◆ TASK OBJECTIVE
Each line of the listing must be transcribed exactly, except for the images, which should be excluded.
------------------------
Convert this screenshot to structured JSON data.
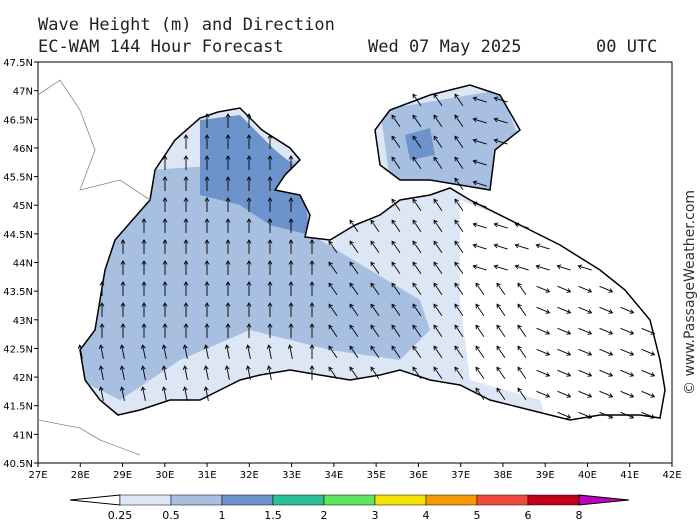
{
  "header": {
    "title": "Wave Height (m) and Direction",
    "model": "EC-WAM 144 Hour Forecast",
    "date": "Wed 07 May 2025",
    "time": "00 UTC"
  },
  "map": {
    "lat_labels": [
      "47.5N",
      "47N",
      "46.5N",
      "46N",
      "45.5N",
      "45N",
      "44.5N",
      "44N",
      "43.5N",
      "43N",
      "42.5N",
      "42N",
      "41.5N",
      "41N",
      "40.5N"
    ],
    "lon_labels": [
      "27E",
      "28E",
      "29E",
      "30E",
      "31E",
      "32E",
      "33E",
      "34E",
      "35E",
      "36E",
      "37E",
      "38E",
      "39E",
      "40E",
      "41E",
      "42E"
    ]
  },
  "legend": {
    "labels": [
      "0.25",
      "0.5",
      "1",
      "1.5",
      "2",
      "3",
      "4",
      "5",
      "6",
      "8"
    ],
    "colors": [
      "#dce6f5",
      "#a7bfe0",
      "#6d93cc",
      "#2bbf9a",
      "#5ee65e",
      "#f5e400",
      "#f59a00",
      "#f04a3c",
      "#c00018",
      "#c000c0"
    ]
  },
  "copyright": "© www.PassageWeather.com"
}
------------------------
◆ EXERCISE OUTPUT
Convert this screenshot to structured JSON data.
{
  "header": {
    "title": "Wave Height (m) and Direction",
    "model": "EC-WAM 144 Hour Forecast",
    "date": "Wed 07 May 2025",
    "time": "00 UTC"
  },
  "map": {
    "lat_labels": [
      "47.5N",
      "47N",
      "46.5N",
      "46N",
      "45.5N",
      "45N",
      "44.5N",
      "44N",
      "43.5N",
      "43N",
      "42.5N",
      "42N",
      "41.5N",
      "41N",
      "40.5N"
    ],
    "lon_labels": [
      "27E",
      "28E",
      "29E",
      "30E",
      "31E",
      "32E",
      "33E",
      "34E",
      "35E",
      "36E",
      "37E",
      "38E",
      "39E",
      "40E",
      "41E",
      "42E"
    ]
  },
  "legend": {
    "labels": [
      "0.25",
      "0.5",
      "1",
      "1.5",
      "2",
      "3",
      "4",
      "5",
      "6",
      "8"
    ],
    "colors": [
      "#dce6f5",
      "#a7bfe0",
      "#6d93cc",
      "#2bbf9a",
      "#5ee65e",
      "#f5e400",
      "#f59a00",
      "#f04a3c",
      "#c00018",
      "#c000c0"
    ]
  },
  "copyright": "© www.PassageWeather.com"
}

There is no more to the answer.